* Start *

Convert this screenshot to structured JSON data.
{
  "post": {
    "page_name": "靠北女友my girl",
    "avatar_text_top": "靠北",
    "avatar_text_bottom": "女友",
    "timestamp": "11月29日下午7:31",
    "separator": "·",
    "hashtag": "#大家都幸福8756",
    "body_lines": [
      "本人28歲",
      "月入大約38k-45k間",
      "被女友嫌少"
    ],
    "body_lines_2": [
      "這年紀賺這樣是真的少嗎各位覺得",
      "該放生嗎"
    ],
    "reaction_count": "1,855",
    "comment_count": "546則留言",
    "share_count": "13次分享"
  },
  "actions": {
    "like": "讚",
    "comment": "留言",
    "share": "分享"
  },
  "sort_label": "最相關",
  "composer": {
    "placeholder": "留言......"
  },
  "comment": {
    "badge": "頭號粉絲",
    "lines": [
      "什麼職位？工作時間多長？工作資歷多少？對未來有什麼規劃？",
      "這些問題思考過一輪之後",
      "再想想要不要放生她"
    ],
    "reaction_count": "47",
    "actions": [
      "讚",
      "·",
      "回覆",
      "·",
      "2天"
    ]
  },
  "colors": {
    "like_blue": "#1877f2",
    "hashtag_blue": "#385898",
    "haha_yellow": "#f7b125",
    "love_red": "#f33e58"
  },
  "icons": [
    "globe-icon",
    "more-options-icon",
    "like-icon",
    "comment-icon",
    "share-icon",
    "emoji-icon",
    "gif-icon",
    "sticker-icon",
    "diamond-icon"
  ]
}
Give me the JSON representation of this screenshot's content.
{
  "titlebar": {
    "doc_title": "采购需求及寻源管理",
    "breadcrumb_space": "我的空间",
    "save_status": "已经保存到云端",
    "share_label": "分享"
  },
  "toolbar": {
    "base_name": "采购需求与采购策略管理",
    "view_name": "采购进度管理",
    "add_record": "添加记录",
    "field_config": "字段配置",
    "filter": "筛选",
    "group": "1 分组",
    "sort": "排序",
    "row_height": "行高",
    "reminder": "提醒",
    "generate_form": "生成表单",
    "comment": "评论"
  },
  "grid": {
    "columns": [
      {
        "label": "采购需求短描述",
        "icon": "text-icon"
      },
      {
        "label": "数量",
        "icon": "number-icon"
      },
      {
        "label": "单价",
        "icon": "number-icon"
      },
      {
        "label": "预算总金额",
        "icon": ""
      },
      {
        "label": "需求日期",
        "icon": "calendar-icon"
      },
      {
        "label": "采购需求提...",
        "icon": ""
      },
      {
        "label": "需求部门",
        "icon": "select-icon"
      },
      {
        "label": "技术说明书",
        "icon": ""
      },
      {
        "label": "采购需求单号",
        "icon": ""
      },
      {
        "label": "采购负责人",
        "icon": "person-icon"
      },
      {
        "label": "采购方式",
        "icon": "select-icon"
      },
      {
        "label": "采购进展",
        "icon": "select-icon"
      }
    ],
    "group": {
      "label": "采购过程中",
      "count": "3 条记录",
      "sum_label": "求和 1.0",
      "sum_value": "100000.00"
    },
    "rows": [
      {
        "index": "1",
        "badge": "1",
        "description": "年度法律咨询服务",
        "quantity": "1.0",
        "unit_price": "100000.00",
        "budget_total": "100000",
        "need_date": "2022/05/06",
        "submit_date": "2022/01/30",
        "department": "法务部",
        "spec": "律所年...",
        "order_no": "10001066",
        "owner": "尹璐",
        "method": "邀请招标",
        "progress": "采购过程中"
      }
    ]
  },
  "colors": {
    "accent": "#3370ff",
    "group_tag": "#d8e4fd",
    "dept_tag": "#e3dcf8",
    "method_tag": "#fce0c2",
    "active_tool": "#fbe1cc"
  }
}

* End *

**Objective:**
Which lines in the listing above hold the word "this"? Show each of them.

**Correct output:**
Convert this screenshot to structured JSON data.
Give me the JSON representation of this screenshot's content.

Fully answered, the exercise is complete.